● **GOAL**:
Go through the material and write it all out exactly, minus the pictures.

Collected data:

┌────────

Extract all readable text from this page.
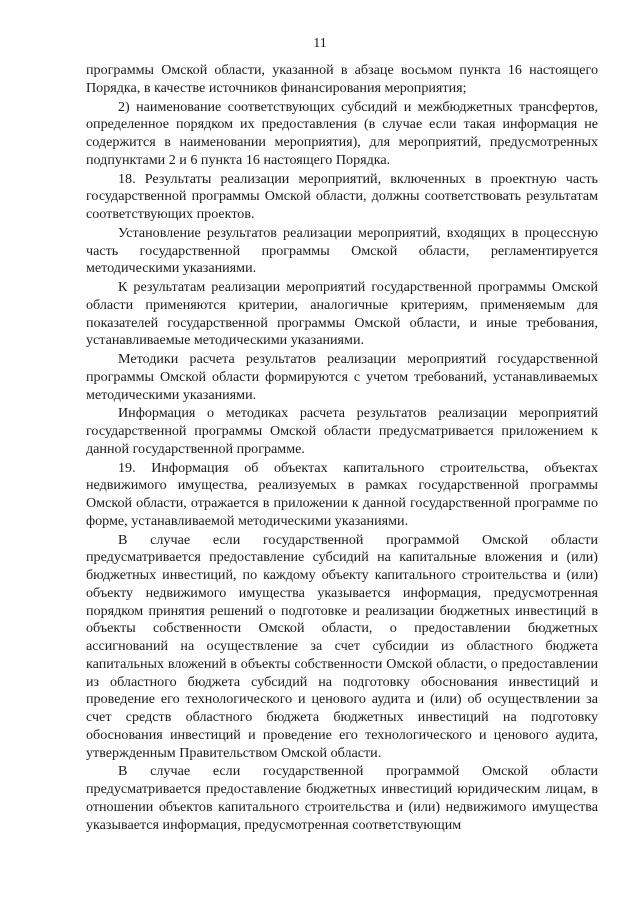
11

программы Омской области, указанной в абзаце восьмом пункта 16 настоящего Порядка, в качестве источников финансирования мероприятия;

2) наименование соответствующих субсидий и межбюджетных трансфертов, определенное порядком их предоставления (в случае если такая информация не содержится в наименовании мероприятия), для мероприятий, предусмотренных подпунктами 2 и 6 пункта 16 настоящего Порядка.

18. Результаты реализации мероприятий, включенных в проектную часть государственной программы Омской области, должны соответствовать результатам соответствующих проектов.

Установление результатов реализации мероприятий, входящих в процессную часть государственной программы Омской области, регламентируется методическими указаниями.

К результатам реализации мероприятий государственной программы Омской области применяются критерии, аналогичные критериям, применяемым для показателей государственной программы Омской области, и иные требования, устанавливаемые методическими указаниями.

Методики расчета результатов реализации мероприятий государственной программы Омской области формируются с учетом требований, устанавливаемых методическими указаниями.

Информация о методиках расчета результатов реализации мероприятий государственной программы Омской области предусматривается приложением к данной государственной программе.

19. Информация об объектах капитального строительства, объектах недвижимого имущества, реализуемых в рамках государственной программы Омской области, отражается в приложении к данной государственной программе по форме, устанавливаемой методическими указаниями.

В случае если государственной программой Омской области предусматривается предоставление субсидий на капитальные вложения и (или) бюджетных инвестиций, по каждому объекту капитального строительства и (или) объекту недвижимого имущества указывается информация, предусмотренная порядком принятия решений о подготовке и реализации бюджетных инвестиций в объекты собственности Омской области, о предоставлении бюджетных ассигнований на осуществление за счет субсидии из областного бюджета капитальных вложений в объекты собственности Омской области, о предоставлении из областного бюджета субсидий на подготовку обоснования инвестиций и проведение его технологического и ценового аудита и (или) об осуществлении за счет средств областного бюджета бюджетных инвестиций на подготовку обоснования инвестиций и проведение его технологического и ценового аудита, утвержденным Правительством Омской области.

В случае если государственной программой Омской области предусматривается предоставление бюджетных инвестиций юридическим лицам, в отношении объектов капитального строительства и (или) недвижимого имущества указывается информация, предусмотренная соответствующим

└────────

● **ANSWER TO THE PROBLEM**:
Extract all readable text from this page.
11

программы Омской области, указанной в абзаце восьмом пункта 16 настоящего Порядка, в качестве источников финансирования мероприятия;

2) наименование соответствующих субсидий и межбюджетных трансфертов, определенное порядком их предоставления (в случае если такая информация не содержится в наименовании мероприятия), для мероприятий, предусмотренных подпунктами 2 и 6 пункта 16 настоящего Порядка.

18. Результаты реализации мероприятий, включенных в проектную часть государственной программы Омской области, должны соответствовать результатам соответствующих проектов.

Установление результатов реализации мероприятий, входящих в процессную часть государственной программы Омской области, регламентируется методическими указаниями.

К результатам реализации мероприятий государственной программы Омской области применяются критерии, аналогичные критериям, применяемым для показателей государственной программы Омской области, и иные требования, устанавливаемые методическими указаниями.

Методики расчета результатов реализации мероприятий государственной программы Омской области формируются с учетом требований, устанавливаемых методическими указаниями.

Информация о методиках расчета результатов реализации мероприятий государственной программы Омской области предусматривается приложением к данной государственной программе.

19. Информация об объектах капитального строительства, объектах недвижимого имущества, реализуемых в рамках государственной программы Омской области, отражается в приложении к данной государственной программе по форме, устанавливаемой методическими указаниями.

В случае если государственной программой Омской области предусматривается предоставление субсидий на капитальные вложения и (или) бюджетных инвестиций, по каждому объекту капитального строительства и (или) объекту недвижимого имущества указывается информация, предусмотренная порядком принятия решений о подготовке и реализации бюджетных инвестиций в объекты собственности Омской области, о предоставлении бюджетных ассигнований на осуществление за счет субсидии из областного бюджета капитальных вложений в объекты собственности Омской области, о предоставлении из областного бюджета субсидий на подготовку обоснования инвестиций и проведение его технологического и ценового аудита и (или) об осуществлении за счет средств областного бюджета бюджетных инвестиций на подготовку обоснования инвестиций и проведение его технологического и ценового аудита, утвержденным Правительством Омской области.

В случае если государственной программой Омской области предусматривается предоставление бюджетных инвестиций юридическим лицам, в отношении объектов капитального строительства и (или) недвижимого имущества указывается информация, предусмотренная соответствующим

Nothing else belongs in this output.